Working data:
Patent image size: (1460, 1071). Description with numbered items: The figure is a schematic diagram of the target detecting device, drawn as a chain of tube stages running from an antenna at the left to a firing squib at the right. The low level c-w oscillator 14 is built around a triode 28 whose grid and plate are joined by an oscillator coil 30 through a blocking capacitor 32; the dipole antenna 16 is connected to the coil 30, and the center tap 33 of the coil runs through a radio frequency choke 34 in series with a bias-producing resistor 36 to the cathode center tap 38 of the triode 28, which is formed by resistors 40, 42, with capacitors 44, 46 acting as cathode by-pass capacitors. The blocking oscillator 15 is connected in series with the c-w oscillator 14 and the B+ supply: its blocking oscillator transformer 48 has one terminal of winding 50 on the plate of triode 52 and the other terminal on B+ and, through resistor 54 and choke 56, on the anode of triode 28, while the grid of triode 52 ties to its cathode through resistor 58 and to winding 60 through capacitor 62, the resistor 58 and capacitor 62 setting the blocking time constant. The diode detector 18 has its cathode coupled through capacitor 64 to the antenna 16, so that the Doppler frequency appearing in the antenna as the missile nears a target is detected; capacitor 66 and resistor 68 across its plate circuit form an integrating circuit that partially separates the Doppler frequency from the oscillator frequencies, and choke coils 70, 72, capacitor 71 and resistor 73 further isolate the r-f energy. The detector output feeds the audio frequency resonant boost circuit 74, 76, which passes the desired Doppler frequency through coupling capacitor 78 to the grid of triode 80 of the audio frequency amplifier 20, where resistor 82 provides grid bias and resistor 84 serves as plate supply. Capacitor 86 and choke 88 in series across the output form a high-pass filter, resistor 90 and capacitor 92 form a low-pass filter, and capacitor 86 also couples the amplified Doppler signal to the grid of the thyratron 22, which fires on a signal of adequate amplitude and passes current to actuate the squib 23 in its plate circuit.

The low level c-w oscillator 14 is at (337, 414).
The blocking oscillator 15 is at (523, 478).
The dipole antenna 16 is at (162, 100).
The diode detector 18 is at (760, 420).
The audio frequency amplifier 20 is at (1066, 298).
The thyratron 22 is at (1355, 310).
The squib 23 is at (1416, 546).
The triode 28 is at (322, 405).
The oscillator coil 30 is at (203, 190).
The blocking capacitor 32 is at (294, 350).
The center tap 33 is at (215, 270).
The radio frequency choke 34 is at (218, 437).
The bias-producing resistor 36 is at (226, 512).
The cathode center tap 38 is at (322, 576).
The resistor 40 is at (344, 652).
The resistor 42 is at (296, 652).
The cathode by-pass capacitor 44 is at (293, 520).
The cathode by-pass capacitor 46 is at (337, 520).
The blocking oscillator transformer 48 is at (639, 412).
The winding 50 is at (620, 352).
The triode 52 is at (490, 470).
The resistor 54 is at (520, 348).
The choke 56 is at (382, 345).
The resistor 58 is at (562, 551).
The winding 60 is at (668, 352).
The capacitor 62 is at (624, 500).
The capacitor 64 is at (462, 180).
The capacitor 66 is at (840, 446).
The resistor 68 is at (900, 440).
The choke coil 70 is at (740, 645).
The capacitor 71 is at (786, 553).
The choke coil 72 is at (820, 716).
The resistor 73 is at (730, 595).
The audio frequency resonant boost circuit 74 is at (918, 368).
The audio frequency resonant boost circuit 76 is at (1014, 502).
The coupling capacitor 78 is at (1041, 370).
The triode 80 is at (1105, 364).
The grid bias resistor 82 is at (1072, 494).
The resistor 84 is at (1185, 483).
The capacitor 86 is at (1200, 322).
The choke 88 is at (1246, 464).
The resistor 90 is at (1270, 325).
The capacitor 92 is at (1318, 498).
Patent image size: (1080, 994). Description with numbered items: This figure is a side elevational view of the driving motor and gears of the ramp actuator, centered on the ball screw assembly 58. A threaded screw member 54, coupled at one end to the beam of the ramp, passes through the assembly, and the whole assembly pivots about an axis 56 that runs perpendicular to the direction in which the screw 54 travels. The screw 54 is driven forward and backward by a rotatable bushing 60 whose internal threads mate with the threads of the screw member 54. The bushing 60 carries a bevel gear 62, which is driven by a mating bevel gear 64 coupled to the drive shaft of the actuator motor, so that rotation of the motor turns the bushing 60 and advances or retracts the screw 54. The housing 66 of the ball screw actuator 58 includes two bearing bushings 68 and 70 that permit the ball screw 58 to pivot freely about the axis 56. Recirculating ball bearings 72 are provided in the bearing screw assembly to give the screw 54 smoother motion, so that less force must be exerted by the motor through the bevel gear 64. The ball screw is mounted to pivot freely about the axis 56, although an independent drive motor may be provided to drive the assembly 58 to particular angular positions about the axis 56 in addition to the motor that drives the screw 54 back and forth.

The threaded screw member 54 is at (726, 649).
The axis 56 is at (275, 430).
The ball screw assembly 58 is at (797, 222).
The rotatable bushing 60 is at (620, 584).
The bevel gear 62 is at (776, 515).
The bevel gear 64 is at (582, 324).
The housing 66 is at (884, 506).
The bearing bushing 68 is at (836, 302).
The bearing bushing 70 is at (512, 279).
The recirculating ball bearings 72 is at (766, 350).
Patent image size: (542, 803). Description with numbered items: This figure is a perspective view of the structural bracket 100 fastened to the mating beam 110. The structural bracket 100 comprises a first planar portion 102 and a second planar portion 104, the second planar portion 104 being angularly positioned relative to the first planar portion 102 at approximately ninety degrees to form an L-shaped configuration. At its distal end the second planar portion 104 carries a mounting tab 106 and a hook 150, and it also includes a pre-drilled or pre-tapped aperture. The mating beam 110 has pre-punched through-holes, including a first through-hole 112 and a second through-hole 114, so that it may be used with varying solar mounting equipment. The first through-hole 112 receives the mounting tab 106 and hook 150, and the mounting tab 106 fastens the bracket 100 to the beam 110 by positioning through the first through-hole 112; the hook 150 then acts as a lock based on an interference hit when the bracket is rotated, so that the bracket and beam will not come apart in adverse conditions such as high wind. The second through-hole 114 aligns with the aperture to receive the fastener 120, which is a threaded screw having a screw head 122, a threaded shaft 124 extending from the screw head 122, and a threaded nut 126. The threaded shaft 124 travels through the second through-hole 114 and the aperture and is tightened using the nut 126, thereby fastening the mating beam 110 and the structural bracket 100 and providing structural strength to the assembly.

Problem:
Identify each line in the listing above that contains the word "gear" and copy those lines in full.

Expected answer:
Patent image size: (1080, 994). Description with numbered items: This figure is a side elevational view of the driving motor and gears of the ramp actuator, centered on the ball screw assembly 58. A threaded screw member 54, coupled at one end to the beam of the ramp, passes through the assembly, and the whole assembly pivots about an axis 56 that runs perpendicular to the direction in which the screw 54 travels. The screw 54 is driven forward and backward by a rotatable bushing 60 whose internal threads mate with the threads of the screw member 54. The bushing 60 carries a bevel gear 62, which is driven by a mating bevel gear 64 coupled to the drive shaft of the actuator motor, so that rotation of the motor turns the bushing 60 and advances or retracts the screw 54. The housing 66 of the ball screw actuator 58 includes two bearing bushings 68 and 70 that permit the ball screw 58 to pivot freely about the axis 56. Recirculating ball bearings 72 are provided in the bearing screw assembly to give the screw 54 smoother motion, so that less force must be exerted by the motor through the bevel gear 64. The ball screw is mounted to pivot freely about the axis 56, although an independent drive motor may be provided to drive the assembly 58 to particular angular positions about the axis 56 in addition to the motor that drives the screw 54 back and forth.
The bevel gear 62 is at (776, 515).
The bevel gear 64 is at (582, 324).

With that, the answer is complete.